### YANG DIHARAPKAN
Menurut teks tentang makna simbolis Hari Raya Kurban, bacaan apa saja yang dianjurkan untuk diperbanyak oleh umat Islam pada hari raya itu?

Featured Video

Sabtu, 05 November 2011

MAKNA SIMBOLIS HARI RAYA KURBAN


Tak lama lagi, umat Islam di seluruh dunia bakal merayakan Hari Raya Idul Adha. Beberapa masa ini kita didera oleh pelbagai musibah yang menghantam bumi pertiwi; tsunami di Aceh, letusan Gunung Merapi di Yogyakarta, dan banjir di Wasior, Papua.

Karenya, Hari Raya Kurban saat ini seyogianya menjadi momen yang tepat bagi segenap anak bangsa untuk refleksi diri guna melakukan langkah-langkah konstruktif dalam rehabilitasi fisik, sosial dan batin memaknai musibah dan cobaan yang tak kunjung meng­hampiri Ibu Pertiwi ini. Hal ini bisa diinisiatifi dengan memaknai kembali pesan-pesan simbolis yang terkandung pada Hari Raya Kurban.
Pada Hari Raya Kurban, umat Islam dianjurkan mem­perbanyak bacaan takbir, tahmid, tasbih dan tahlil. Gema ini bukan semata-mata untuk bersuka ria dan berpesta pora, tetapi merupakan refleksi ketakjuban seorang hamba akan kemahakuasaan Allah swt, kekaguman atas kehebatan-Nya, dan penyerahan diri secara total akan ke­maha­kuasaan-Nya. Mereka yang mampu menyembelih hewan kurban, disertai dengan me­renungi diri masing-masing (muhasabah bin nafsihi), sudah sejauh mana kita konsekuen dan konsisten dalam pelak­sanaan seruan ilahi.

Entri dataset
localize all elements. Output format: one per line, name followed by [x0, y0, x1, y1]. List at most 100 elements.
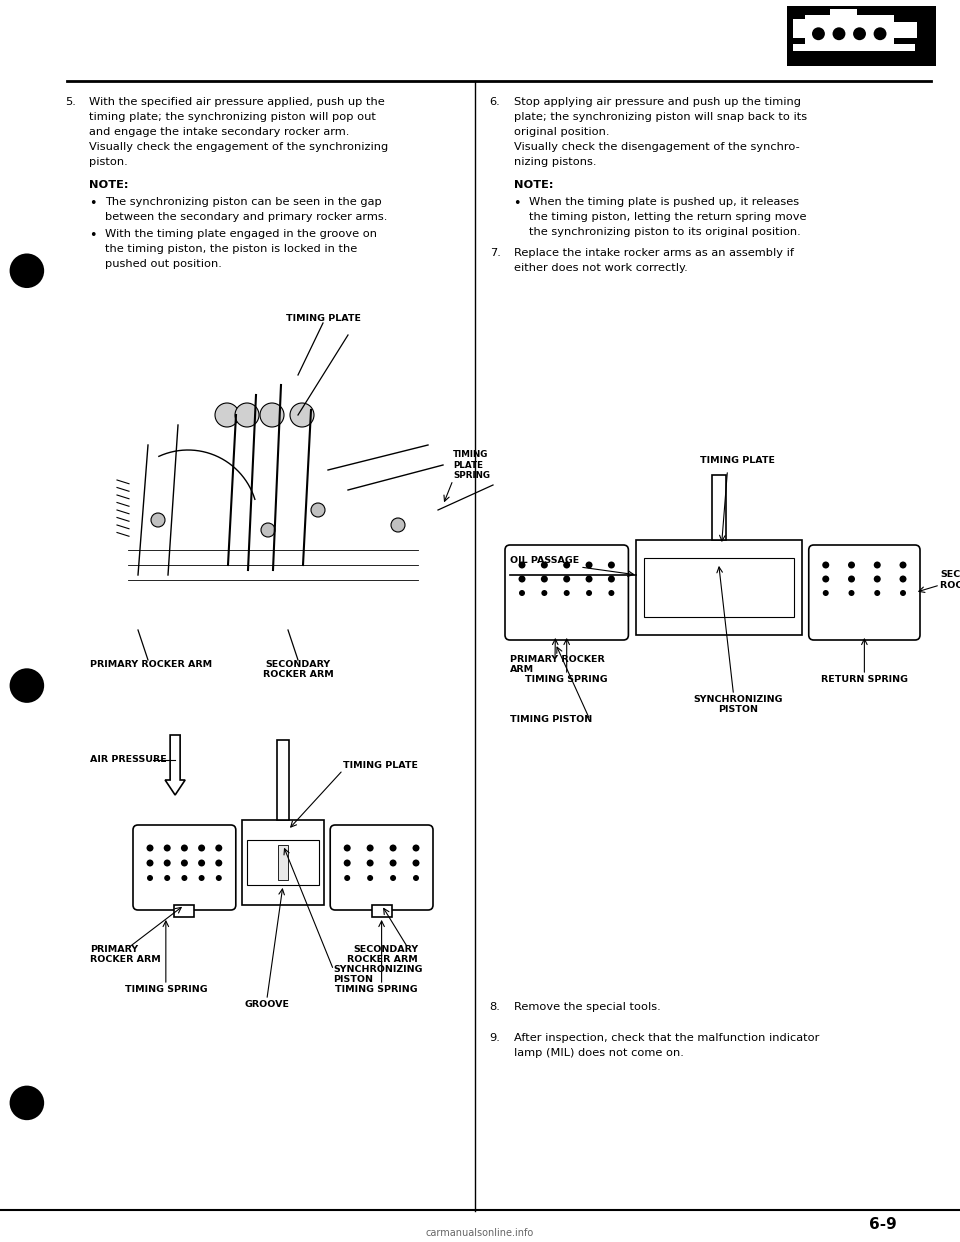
- Text: NOTE:: NOTE:: [514, 180, 553, 190]
- Text: •: •: [89, 229, 97, 242]
- Text: With the timing plate engaged in the groove on: With the timing plate engaged in the gro…: [105, 229, 376, 238]
- FancyBboxPatch shape: [330, 825, 433, 910]
- Text: TIMING SPRING: TIMING SPRING: [525, 674, 608, 684]
- Text: NOTE:: NOTE:: [89, 180, 129, 190]
- Text: When the timing plate is pushed up, it releases: When the timing plate is pushed up, it r…: [529, 197, 799, 207]
- Text: AIR PRESSURE: AIR PRESSURE: [90, 755, 167, 765]
- Circle shape: [900, 561, 906, 569]
- Text: PRIMARY ROCKER ARM: PRIMARY ROCKER ARM: [90, 660, 212, 669]
- Text: SECONDARY
ROCKER ARM: SECONDARY ROCKER ARM: [263, 660, 333, 679]
- Circle shape: [147, 859, 154, 867]
- Text: 8.: 8.: [490, 1002, 500, 1012]
- Text: Replace the intake rocker arms as an assembly if: Replace the intake rocker arms as an ass…: [514, 248, 794, 258]
- Text: either does not work correctly.: either does not work correctly.: [514, 263, 687, 273]
- Text: The synchronizing piston can be seen in the gap: The synchronizing piston can be seen in …: [105, 197, 381, 207]
- Text: TIMING PLATE: TIMING PLATE: [700, 456, 775, 465]
- Bar: [372, 905, 392, 917]
- Circle shape: [540, 575, 548, 582]
- Circle shape: [874, 27, 886, 40]
- Circle shape: [874, 575, 880, 582]
- Circle shape: [609, 590, 614, 596]
- Bar: [88, 365, 448, 635]
- Text: GROOVE: GROOVE: [244, 1000, 289, 1009]
- Text: TIMING PLATE: TIMING PLATE: [285, 314, 361, 323]
- Circle shape: [344, 859, 350, 867]
- Bar: [248, 840, 319, 886]
- Circle shape: [181, 876, 187, 881]
- Text: the timing piston, the piston is locked in the: the timing piston, the piston is locked …: [105, 243, 357, 253]
- Circle shape: [832, 27, 846, 40]
- Text: Stop applying air pressure and push up the timing: Stop applying air pressure and push up t…: [514, 97, 801, 107]
- Circle shape: [540, 561, 548, 569]
- Bar: [277, 740, 289, 820]
- Text: TIMING PLATE: TIMING PLATE: [343, 760, 418, 770]
- Circle shape: [10, 668, 44, 703]
- Circle shape: [518, 575, 525, 582]
- Circle shape: [215, 859, 223, 867]
- Circle shape: [849, 590, 854, 596]
- Circle shape: [519, 590, 525, 596]
- Circle shape: [390, 859, 396, 867]
- Circle shape: [900, 575, 906, 582]
- Circle shape: [345, 876, 350, 881]
- Circle shape: [235, 402, 259, 427]
- Circle shape: [586, 590, 592, 596]
- Text: PRIMARY ROCKER
ARM: PRIMARY ROCKER ARM: [510, 655, 605, 674]
- Text: •: •: [514, 197, 521, 210]
- Text: Visually check the engagement of the synchronizing: Visually check the engagement of the syn…: [89, 142, 389, 152]
- Circle shape: [564, 561, 570, 569]
- Circle shape: [812, 27, 825, 40]
- Bar: [636, 540, 802, 635]
- Circle shape: [344, 845, 350, 852]
- Text: SYNCHRONIZING
PISTON: SYNCHRONIZING PISTON: [694, 696, 783, 714]
- Bar: [242, 820, 324, 905]
- Circle shape: [823, 575, 829, 582]
- Circle shape: [164, 859, 171, 867]
- Circle shape: [823, 590, 828, 596]
- Text: 6.: 6.: [490, 97, 500, 107]
- Text: TIMING
PLATE
SPRING: TIMING PLATE SPRING: [453, 450, 490, 479]
- Text: TIMING SPRING: TIMING SPRING: [125, 985, 207, 994]
- Circle shape: [215, 845, 223, 852]
- Circle shape: [608, 561, 615, 569]
- Text: TIMING PISTON: TIMING PISTON: [510, 715, 592, 724]
- Circle shape: [147, 845, 154, 852]
- Bar: [793, 19, 806, 39]
- Circle shape: [853, 27, 866, 40]
- Circle shape: [541, 590, 547, 596]
- Text: SECONDARY
ROCKER ARM: SECONDARY ROCKER ARM: [348, 945, 418, 964]
- Text: lamp (MIL) does not come on.: lamp (MIL) does not come on.: [514, 1048, 684, 1058]
- Circle shape: [900, 590, 906, 596]
- Text: carmanualsonline.info: carmanualsonline.info: [426, 1228, 534, 1238]
- Circle shape: [518, 561, 525, 569]
- Text: PRIMARY
ROCKER ARM: PRIMARY ROCKER ARM: [90, 945, 160, 964]
- Text: SYNCHRONIZING
PISTON: SYNCHRONIZING PISTON: [334, 965, 423, 985]
- FancyArrow shape: [165, 735, 185, 795]
- Bar: [278, 845, 288, 881]
- Bar: [175, 905, 194, 917]
- Circle shape: [198, 845, 205, 852]
- Circle shape: [608, 575, 615, 582]
- Text: plate; the synchronizing piston will snap back to its: plate; the synchronizing piston will sna…: [514, 112, 806, 122]
- Circle shape: [260, 402, 284, 427]
- Bar: [805, 15, 895, 51]
- Circle shape: [215, 402, 239, 427]
- Circle shape: [180, 845, 188, 852]
- Circle shape: [10, 1086, 44, 1120]
- Circle shape: [874, 561, 880, 569]
- Circle shape: [564, 575, 570, 582]
- Text: Visually check the disengagement of the synchro-: Visually check the disengagement of the …: [514, 142, 800, 152]
- Circle shape: [848, 561, 855, 569]
- Text: 5.: 5.: [65, 97, 76, 107]
- Text: the synchronizing piston to its original position.: the synchronizing piston to its original…: [529, 227, 801, 237]
- Text: •: •: [89, 197, 97, 210]
- Circle shape: [261, 523, 275, 537]
- Circle shape: [391, 518, 405, 532]
- Circle shape: [151, 513, 165, 527]
- Circle shape: [586, 575, 592, 582]
- Text: timing plate; the synchronizing piston will pop out: timing plate; the synchronizing piston w…: [89, 112, 376, 122]
- Circle shape: [367, 876, 373, 881]
- Text: TIMING SPRING: TIMING SPRING: [335, 985, 418, 994]
- Text: between the secondary and primary rocker arms.: between the secondary and primary rocker…: [105, 212, 387, 222]
- Circle shape: [311, 503, 325, 517]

### JAWABAN LATIHAN
Takbir, tahmid, tasbih, dan tahlil.